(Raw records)
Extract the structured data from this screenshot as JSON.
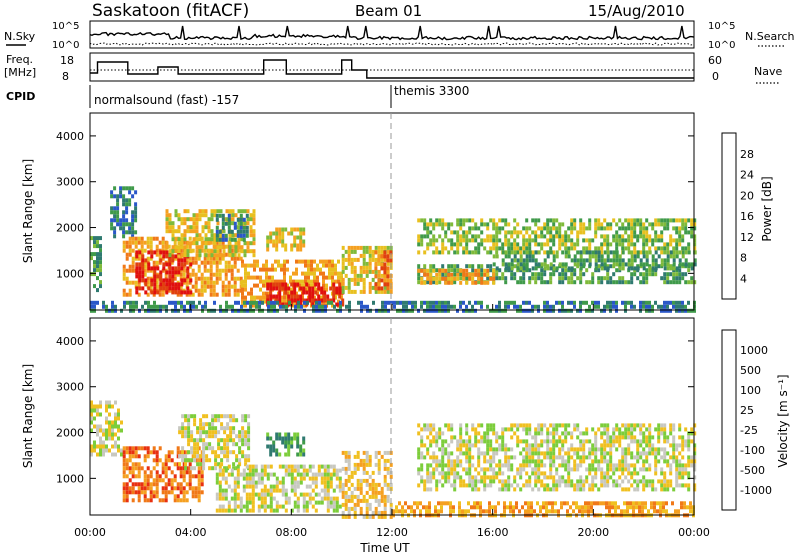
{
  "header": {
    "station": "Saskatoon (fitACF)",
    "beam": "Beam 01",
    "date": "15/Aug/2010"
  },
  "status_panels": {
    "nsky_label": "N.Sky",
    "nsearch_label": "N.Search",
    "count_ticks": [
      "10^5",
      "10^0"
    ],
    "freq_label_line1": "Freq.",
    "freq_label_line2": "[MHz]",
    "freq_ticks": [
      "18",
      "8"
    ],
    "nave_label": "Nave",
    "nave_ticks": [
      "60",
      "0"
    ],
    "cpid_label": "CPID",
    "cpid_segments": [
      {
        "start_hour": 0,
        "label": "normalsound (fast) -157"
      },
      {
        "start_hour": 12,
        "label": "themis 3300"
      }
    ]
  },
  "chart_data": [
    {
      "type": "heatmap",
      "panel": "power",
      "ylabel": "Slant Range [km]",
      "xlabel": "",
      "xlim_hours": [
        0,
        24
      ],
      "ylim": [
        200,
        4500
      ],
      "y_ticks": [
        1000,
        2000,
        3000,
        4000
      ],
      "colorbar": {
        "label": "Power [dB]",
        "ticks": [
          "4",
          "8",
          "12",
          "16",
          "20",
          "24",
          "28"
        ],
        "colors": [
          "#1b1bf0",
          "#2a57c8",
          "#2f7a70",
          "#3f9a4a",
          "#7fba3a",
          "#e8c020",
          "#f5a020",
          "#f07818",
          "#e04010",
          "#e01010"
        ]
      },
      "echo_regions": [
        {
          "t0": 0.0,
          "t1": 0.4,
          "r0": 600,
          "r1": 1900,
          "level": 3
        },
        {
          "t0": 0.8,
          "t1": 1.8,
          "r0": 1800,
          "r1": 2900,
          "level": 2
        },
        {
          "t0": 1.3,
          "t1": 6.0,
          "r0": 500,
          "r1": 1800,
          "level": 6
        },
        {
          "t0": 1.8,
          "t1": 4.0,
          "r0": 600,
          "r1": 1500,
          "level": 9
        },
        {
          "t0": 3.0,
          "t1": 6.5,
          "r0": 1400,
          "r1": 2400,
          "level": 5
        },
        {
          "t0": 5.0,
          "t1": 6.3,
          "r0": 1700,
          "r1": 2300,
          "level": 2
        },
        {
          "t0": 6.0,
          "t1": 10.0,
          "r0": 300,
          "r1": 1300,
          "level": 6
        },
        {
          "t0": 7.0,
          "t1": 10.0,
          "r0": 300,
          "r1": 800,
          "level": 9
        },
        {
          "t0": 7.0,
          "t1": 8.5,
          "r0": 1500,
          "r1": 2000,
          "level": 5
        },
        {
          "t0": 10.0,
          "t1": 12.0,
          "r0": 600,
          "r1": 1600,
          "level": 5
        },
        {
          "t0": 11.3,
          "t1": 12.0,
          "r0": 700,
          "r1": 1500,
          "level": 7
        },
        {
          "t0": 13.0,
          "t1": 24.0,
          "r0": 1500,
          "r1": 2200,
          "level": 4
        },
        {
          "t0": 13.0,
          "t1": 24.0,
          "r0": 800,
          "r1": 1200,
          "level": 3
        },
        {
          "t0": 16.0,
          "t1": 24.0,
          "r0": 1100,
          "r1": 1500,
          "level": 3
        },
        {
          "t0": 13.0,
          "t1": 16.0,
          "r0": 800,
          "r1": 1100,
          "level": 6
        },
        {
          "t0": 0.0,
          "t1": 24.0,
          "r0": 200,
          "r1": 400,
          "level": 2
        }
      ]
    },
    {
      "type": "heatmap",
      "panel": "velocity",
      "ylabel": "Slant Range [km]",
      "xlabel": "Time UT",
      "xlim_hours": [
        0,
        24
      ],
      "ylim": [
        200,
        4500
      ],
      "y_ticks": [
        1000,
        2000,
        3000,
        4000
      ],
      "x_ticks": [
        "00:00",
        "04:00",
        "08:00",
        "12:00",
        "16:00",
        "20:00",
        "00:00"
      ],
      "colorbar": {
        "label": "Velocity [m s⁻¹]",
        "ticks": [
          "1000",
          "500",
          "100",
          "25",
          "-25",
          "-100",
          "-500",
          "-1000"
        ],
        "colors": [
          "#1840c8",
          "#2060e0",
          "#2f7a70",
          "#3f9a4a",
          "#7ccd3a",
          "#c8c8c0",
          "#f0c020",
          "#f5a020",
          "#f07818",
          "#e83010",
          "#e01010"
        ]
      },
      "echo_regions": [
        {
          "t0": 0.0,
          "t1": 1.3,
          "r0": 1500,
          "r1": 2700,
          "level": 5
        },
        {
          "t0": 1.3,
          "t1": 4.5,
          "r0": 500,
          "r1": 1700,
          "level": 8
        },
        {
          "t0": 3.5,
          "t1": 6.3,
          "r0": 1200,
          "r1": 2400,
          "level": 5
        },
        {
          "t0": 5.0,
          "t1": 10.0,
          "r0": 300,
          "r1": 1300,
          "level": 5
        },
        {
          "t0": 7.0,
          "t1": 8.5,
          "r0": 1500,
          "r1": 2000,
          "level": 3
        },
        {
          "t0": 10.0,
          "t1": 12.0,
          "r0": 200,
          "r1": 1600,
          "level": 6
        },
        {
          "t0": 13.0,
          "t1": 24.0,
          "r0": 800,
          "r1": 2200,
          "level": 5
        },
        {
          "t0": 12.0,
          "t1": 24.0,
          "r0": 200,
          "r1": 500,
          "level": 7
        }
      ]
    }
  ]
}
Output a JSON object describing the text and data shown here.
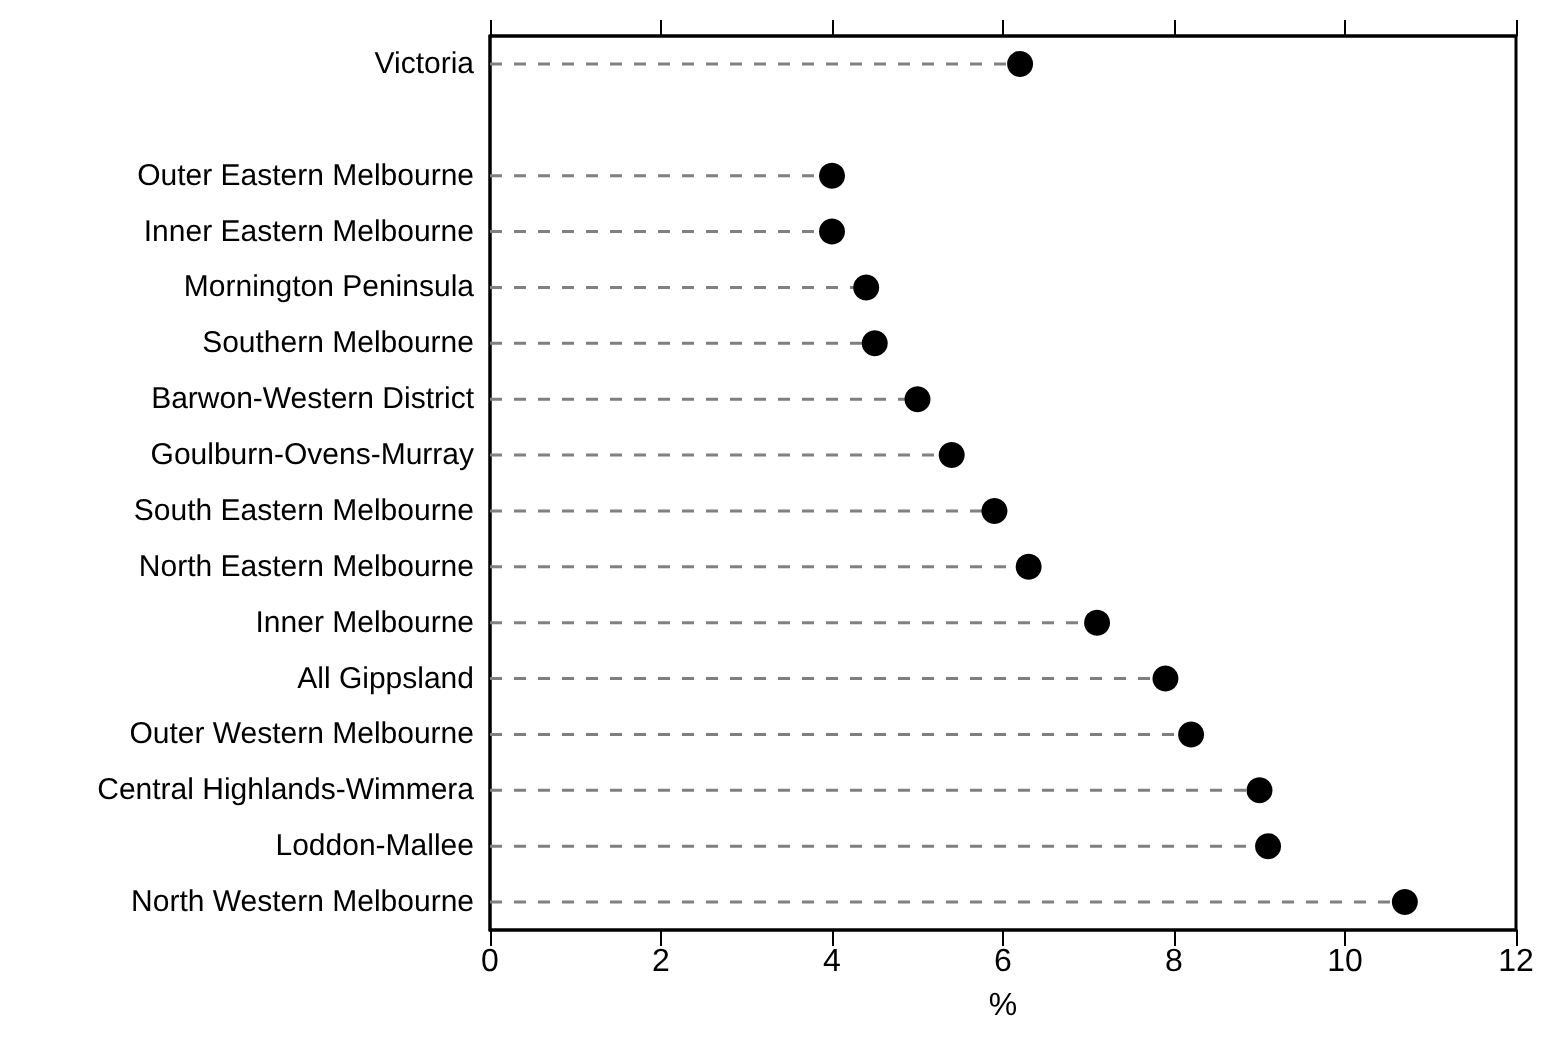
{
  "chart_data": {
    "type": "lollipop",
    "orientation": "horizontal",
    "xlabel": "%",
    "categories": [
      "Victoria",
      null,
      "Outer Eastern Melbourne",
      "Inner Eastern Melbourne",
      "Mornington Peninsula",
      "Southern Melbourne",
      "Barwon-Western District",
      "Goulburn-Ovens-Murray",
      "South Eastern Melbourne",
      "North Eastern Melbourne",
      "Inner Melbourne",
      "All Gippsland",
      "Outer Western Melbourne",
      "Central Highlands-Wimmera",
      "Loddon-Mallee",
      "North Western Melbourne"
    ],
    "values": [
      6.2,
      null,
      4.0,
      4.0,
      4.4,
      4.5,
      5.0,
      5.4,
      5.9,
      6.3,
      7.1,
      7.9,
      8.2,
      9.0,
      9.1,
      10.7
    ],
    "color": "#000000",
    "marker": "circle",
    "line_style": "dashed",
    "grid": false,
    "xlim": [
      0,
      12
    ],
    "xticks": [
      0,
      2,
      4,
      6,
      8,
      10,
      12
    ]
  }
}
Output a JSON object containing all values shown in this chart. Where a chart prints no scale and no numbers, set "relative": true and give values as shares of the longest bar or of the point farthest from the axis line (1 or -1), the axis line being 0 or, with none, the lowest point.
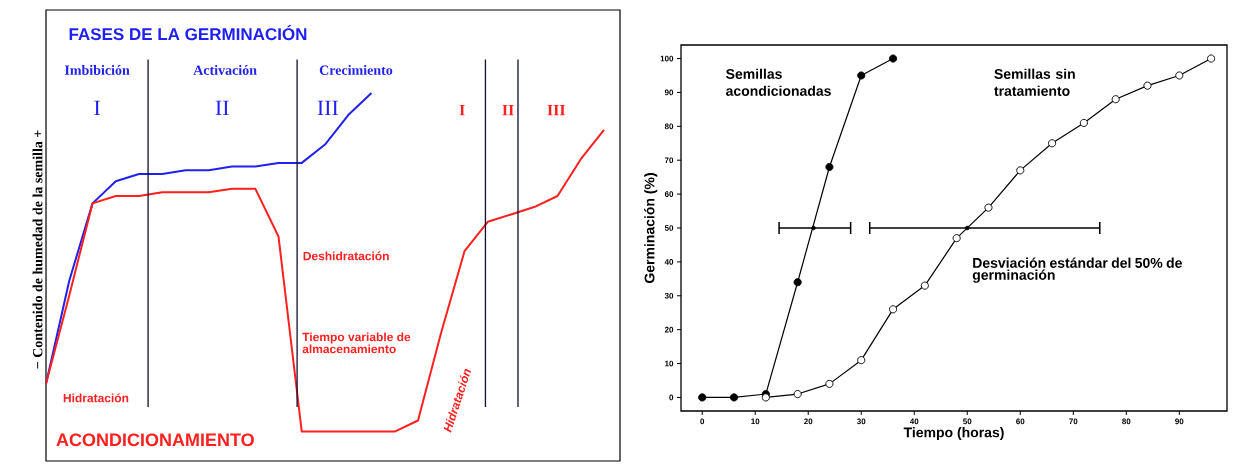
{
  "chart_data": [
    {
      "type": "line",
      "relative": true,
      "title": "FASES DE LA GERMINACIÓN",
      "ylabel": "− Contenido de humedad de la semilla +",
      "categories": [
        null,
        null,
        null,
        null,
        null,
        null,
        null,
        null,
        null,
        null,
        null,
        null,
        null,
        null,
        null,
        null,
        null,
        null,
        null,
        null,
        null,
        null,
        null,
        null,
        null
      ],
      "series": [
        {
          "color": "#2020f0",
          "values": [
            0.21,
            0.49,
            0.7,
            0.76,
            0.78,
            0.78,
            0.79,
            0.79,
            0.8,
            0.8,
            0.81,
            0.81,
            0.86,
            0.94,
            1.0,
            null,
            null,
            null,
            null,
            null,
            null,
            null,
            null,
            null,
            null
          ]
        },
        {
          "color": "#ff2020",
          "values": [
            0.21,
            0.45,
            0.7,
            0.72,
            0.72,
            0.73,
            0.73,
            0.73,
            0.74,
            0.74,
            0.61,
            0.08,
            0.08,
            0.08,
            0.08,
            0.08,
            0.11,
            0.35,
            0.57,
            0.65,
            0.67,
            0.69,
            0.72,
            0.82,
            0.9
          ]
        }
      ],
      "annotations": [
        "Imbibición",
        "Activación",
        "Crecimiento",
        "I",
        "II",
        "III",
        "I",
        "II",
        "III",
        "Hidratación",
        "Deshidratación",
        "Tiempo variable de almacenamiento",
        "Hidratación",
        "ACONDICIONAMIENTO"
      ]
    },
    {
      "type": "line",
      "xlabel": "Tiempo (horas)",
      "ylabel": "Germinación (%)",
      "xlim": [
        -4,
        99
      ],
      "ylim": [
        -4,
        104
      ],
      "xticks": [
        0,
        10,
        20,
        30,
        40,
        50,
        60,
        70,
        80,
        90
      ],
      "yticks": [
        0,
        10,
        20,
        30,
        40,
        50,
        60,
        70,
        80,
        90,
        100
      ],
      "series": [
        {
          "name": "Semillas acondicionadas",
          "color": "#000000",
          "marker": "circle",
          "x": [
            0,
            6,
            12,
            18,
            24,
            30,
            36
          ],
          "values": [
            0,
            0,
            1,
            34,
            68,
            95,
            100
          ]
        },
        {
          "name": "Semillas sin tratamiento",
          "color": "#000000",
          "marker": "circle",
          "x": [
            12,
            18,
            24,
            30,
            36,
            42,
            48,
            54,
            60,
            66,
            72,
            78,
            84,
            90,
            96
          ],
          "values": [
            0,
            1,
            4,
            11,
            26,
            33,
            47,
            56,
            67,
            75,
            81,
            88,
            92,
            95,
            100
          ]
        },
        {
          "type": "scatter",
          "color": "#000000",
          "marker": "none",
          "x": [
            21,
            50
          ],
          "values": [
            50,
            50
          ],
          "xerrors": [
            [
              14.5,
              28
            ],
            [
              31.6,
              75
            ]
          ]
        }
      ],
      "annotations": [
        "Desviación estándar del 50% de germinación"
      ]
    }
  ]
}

== What you are asked to do ==
State how many lines of the records above contain the word "xlabel", and give only that number.

== Response below ==
4